== WHAT YOU NEED TO DO ==
Copy the rows from the first line through the line containing "article-227: ARTIGO 227)", changing every "anúncios" to "cartazes" and leaving the rest untouched.

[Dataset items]
☆ ☆ ☆ ☆ ☆

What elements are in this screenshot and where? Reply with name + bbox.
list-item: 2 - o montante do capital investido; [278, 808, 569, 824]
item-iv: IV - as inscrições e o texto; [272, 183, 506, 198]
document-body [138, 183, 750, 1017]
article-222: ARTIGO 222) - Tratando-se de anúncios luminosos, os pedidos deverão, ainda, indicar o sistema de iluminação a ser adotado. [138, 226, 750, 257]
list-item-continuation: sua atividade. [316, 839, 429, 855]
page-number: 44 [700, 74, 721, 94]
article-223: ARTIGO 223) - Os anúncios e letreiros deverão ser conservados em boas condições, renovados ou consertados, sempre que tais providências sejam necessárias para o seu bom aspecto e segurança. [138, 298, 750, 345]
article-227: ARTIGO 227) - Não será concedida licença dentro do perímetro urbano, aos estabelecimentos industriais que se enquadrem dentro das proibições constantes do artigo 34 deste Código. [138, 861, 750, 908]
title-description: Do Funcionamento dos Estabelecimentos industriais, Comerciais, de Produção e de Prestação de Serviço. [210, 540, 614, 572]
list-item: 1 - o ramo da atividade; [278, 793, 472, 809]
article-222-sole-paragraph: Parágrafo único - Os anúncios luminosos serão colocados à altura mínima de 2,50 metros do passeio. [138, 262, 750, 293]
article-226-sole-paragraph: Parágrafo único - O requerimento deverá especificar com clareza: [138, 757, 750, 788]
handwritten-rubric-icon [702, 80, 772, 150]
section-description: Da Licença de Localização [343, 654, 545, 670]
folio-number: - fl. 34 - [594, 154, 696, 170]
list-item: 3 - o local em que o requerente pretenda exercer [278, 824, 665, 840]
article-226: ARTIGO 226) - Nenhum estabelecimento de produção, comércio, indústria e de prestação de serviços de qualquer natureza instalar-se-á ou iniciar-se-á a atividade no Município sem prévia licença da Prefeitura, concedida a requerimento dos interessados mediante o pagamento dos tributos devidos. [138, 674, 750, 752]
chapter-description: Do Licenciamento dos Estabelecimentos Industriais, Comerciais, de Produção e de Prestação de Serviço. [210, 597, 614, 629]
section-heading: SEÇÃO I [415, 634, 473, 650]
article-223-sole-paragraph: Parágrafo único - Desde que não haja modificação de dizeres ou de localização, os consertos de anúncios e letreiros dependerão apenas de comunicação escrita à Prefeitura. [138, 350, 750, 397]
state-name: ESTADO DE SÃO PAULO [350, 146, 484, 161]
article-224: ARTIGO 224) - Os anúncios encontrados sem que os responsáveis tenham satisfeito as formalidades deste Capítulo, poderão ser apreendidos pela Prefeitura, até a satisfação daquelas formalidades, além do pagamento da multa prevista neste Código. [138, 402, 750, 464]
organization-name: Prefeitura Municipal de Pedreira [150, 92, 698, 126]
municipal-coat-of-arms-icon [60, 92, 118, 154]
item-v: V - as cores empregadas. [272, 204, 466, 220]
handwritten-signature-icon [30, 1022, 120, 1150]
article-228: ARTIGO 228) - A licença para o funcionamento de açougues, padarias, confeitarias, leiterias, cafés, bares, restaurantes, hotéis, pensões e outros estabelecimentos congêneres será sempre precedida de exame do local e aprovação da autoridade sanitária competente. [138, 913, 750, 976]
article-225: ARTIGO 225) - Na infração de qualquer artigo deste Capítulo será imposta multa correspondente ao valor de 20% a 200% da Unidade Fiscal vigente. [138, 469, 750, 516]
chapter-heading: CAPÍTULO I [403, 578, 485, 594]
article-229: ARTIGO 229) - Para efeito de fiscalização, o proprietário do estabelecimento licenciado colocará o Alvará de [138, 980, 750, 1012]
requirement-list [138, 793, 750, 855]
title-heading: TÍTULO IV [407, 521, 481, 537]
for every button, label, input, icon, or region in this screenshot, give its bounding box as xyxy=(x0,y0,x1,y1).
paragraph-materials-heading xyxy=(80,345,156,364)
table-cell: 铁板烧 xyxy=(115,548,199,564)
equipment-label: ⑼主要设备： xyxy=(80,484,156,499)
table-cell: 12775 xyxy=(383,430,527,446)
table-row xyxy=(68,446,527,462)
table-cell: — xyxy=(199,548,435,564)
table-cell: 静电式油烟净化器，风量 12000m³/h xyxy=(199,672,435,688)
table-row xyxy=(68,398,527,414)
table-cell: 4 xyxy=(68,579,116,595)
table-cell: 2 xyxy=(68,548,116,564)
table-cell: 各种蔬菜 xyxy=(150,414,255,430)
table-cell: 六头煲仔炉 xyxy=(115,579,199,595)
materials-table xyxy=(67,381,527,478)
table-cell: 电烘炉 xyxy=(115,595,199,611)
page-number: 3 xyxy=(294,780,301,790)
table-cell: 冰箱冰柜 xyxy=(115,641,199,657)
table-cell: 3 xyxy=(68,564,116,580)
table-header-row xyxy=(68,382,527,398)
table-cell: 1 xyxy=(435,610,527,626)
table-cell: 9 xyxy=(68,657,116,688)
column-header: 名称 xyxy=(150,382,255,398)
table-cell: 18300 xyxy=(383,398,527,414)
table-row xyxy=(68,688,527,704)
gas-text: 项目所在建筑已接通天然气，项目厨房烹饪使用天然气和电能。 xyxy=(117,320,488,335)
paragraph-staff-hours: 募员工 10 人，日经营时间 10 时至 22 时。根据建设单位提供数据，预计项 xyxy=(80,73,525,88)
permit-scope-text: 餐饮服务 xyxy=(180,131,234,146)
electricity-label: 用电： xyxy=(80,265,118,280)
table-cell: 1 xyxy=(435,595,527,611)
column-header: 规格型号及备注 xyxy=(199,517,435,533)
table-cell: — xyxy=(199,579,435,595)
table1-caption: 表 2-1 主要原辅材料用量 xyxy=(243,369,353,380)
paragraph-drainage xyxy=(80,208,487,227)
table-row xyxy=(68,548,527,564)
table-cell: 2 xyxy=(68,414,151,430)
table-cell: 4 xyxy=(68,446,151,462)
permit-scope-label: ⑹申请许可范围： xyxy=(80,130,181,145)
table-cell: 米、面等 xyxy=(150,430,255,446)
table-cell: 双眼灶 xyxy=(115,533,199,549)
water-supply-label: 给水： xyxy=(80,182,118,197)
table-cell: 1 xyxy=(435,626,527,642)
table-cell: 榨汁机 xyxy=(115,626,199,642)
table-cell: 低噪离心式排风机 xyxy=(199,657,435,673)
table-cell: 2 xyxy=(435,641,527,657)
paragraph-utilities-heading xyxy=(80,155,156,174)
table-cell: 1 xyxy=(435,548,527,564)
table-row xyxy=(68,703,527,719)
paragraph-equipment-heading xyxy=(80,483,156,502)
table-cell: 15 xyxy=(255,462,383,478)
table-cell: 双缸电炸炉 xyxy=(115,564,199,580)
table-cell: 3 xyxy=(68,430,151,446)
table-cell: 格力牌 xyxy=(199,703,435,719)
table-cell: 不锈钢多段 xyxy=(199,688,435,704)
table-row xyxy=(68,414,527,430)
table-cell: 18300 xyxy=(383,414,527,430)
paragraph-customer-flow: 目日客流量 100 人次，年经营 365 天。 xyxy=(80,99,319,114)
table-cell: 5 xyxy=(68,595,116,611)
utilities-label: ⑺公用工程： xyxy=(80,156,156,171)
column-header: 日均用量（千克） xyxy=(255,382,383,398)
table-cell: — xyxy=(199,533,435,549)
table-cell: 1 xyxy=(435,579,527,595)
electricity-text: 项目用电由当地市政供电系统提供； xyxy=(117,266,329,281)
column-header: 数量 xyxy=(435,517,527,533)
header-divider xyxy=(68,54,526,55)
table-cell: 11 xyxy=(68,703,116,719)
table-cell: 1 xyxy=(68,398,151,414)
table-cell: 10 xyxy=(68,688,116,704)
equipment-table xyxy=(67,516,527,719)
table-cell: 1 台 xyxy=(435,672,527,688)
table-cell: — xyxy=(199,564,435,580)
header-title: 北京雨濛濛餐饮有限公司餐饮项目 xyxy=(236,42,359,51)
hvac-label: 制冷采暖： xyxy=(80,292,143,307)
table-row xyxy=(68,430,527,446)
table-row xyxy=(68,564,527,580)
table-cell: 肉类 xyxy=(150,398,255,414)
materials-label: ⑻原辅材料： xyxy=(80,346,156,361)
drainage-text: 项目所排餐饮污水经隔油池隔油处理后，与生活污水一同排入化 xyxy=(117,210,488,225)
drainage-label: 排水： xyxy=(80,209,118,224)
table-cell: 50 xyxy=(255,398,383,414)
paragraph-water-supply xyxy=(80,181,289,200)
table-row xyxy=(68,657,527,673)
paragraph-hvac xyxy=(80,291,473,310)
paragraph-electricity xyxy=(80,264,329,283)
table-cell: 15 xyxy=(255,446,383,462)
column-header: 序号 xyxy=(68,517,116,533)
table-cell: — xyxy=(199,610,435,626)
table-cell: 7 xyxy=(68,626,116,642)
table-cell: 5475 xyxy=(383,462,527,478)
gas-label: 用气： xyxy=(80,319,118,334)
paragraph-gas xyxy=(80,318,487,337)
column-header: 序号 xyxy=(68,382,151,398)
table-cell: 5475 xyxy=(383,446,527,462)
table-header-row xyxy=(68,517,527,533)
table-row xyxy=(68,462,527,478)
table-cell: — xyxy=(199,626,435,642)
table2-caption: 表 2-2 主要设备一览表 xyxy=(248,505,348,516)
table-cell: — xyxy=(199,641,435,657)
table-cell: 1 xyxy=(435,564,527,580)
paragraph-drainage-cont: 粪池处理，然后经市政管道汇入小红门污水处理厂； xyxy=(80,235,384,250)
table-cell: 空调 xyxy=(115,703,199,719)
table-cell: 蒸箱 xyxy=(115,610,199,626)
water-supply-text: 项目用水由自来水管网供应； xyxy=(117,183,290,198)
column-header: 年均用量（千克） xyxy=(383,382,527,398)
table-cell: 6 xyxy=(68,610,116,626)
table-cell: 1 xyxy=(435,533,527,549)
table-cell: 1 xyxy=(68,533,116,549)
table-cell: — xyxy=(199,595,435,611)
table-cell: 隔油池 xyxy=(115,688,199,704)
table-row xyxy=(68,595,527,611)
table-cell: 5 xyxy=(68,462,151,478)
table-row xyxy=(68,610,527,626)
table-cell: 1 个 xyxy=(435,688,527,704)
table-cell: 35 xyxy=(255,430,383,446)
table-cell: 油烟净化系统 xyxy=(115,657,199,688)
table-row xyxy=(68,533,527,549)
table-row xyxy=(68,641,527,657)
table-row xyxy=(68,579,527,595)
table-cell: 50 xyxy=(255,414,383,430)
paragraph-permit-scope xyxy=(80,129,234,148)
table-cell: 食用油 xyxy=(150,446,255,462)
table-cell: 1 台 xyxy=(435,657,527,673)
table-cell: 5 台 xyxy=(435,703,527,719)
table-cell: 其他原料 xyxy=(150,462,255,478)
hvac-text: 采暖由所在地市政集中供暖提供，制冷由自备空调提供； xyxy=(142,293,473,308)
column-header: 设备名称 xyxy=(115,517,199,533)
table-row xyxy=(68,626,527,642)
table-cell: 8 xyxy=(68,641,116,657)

☆ ☆ ☆ ☆ ☆

== FINISHED EXERCISE ==
What elements are in this screenshot and where? Reply with name + bbox.
list-item: 2 - o montante do capital investido; [278, 808, 569, 824]
item-iv: IV - as inscrições e o texto; [272, 183, 506, 198]
document-body [138, 183, 750, 1017]
article-222: ARTIGO 222) - Tratando-se de cartazes luminosos, os pedidos deverão, ainda, indicar o sistema de iluminação a ser adotado. [138, 226, 750, 257]
list-item-continuation: sua atividade. [316, 839, 429, 855]
page-number: 44 [700, 74, 721, 94]
article-223: ARTIGO 223) - Os cartazes e letreiros deverão ser conservados em boas condições, renovados ou consertados, sempre que tais providências sejam necessárias para o seu bom aspecto e segurança. [138, 298, 750, 345]
article-227: ARTIGO 227) - Não será concedida licença dentro do perímetro urbano, aos estabelecimentos industriais que se enquadrem dentro das proibições constantes do artigo 34 deste Código. [138, 861, 750, 908]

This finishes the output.